-- Given request --
Find all lines in the records that include the word "白兔和黑兔只数的比是", and copy them out.

-- Stored records --
"""
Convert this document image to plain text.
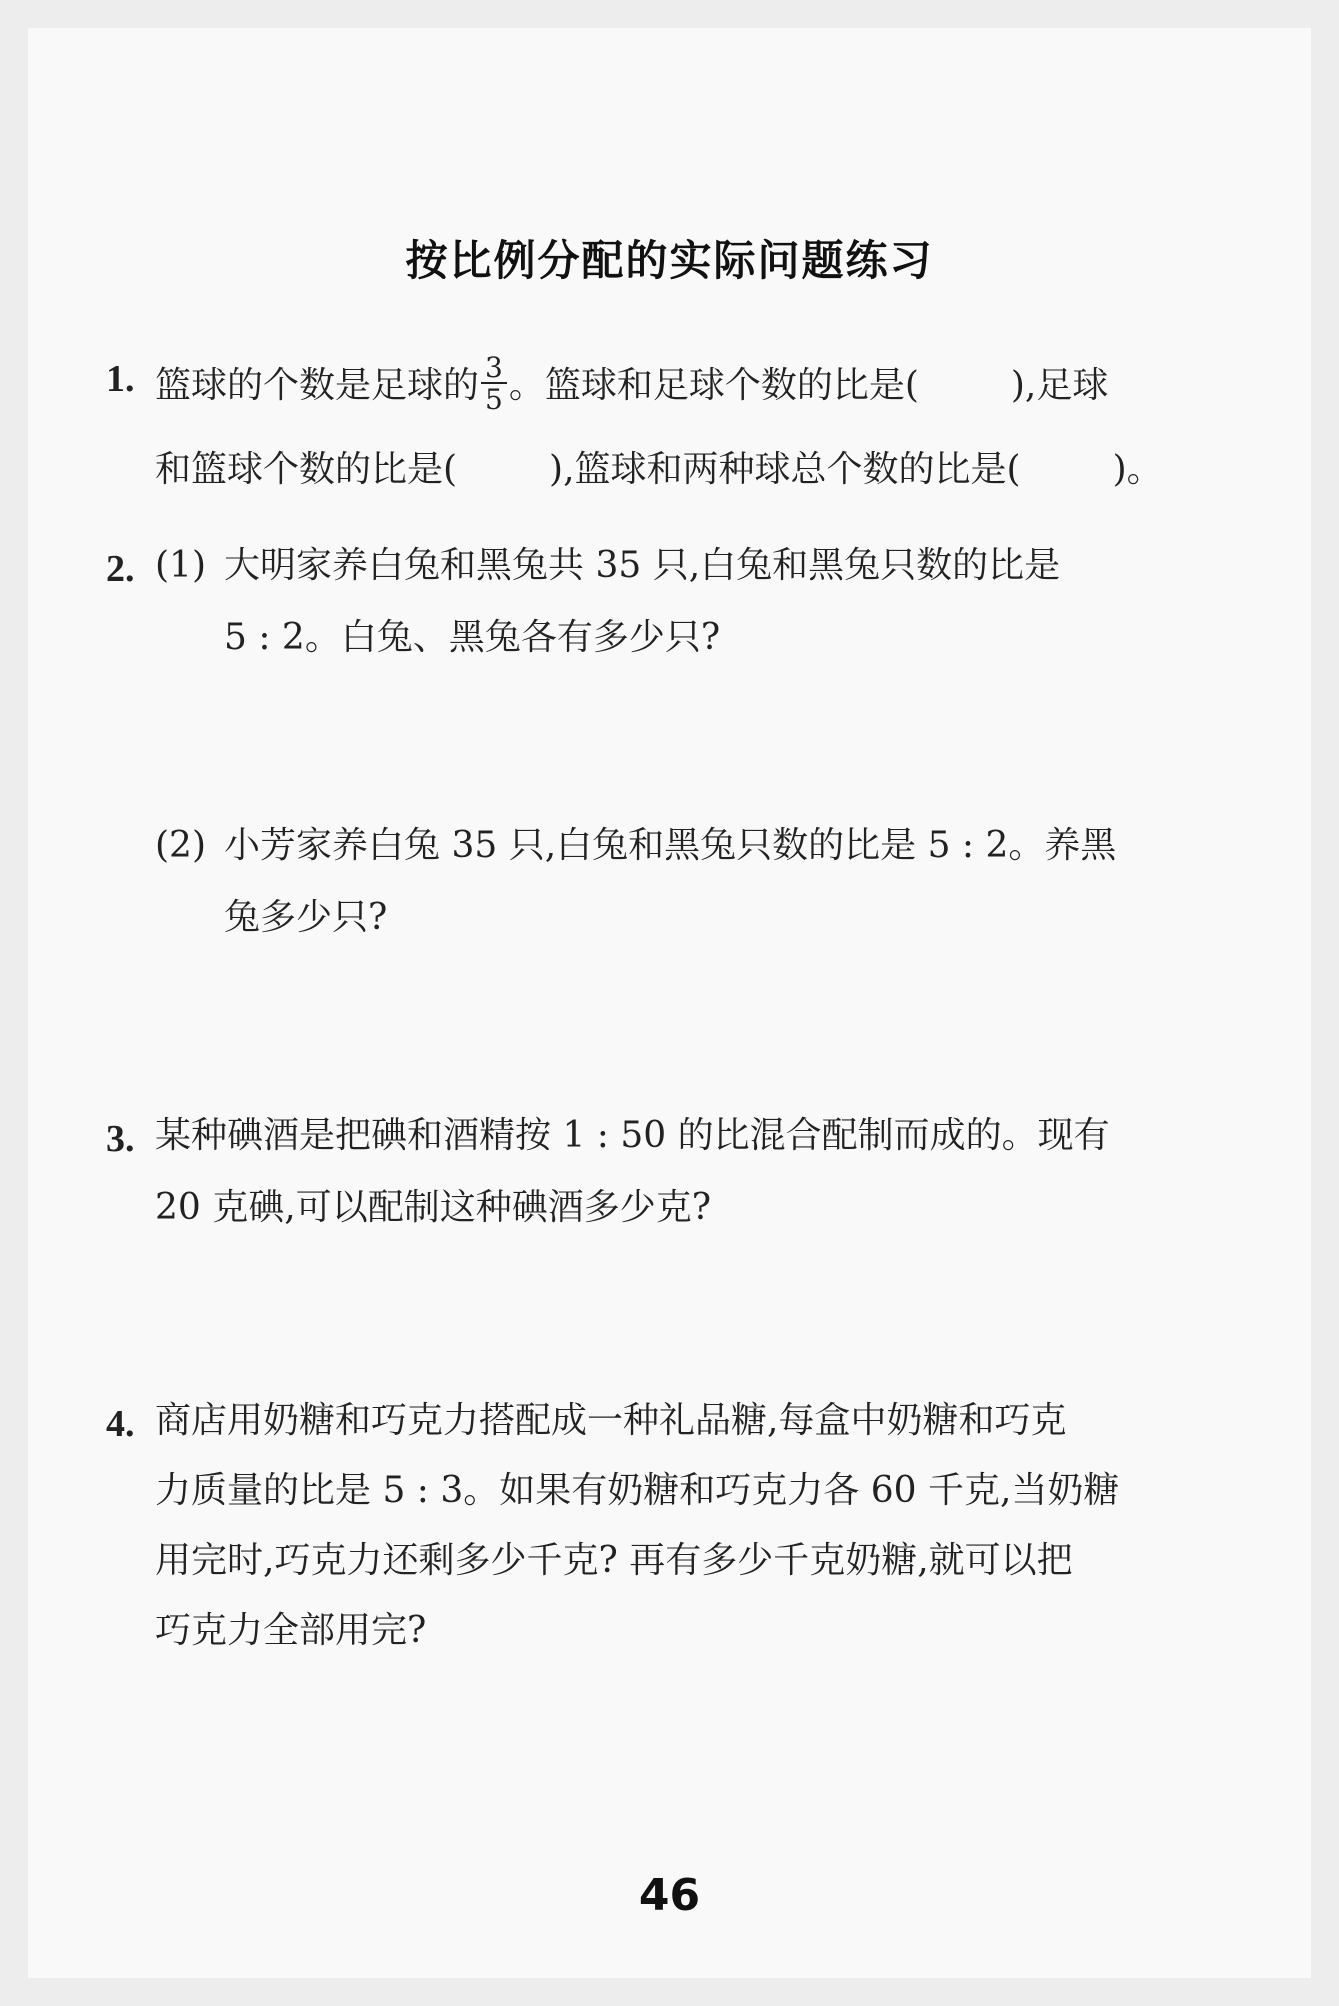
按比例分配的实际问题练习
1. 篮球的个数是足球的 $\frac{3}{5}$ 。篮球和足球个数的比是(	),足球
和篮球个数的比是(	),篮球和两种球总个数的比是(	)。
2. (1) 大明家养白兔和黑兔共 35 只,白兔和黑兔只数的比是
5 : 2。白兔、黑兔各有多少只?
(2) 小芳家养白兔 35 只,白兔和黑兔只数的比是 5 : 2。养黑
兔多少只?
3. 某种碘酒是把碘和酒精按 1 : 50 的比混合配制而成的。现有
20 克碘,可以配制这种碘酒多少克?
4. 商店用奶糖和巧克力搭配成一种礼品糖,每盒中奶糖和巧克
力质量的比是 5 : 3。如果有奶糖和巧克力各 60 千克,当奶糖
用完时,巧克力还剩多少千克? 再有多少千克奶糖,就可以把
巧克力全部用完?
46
"""
-- Output below --
2. (1) 大明家养白兔和黑兔共 35 只,白兔和黑兔只数的比是
(2) 小芳家养白兔 35 只,白兔和黑兔只数的比是 5 : 2。养黑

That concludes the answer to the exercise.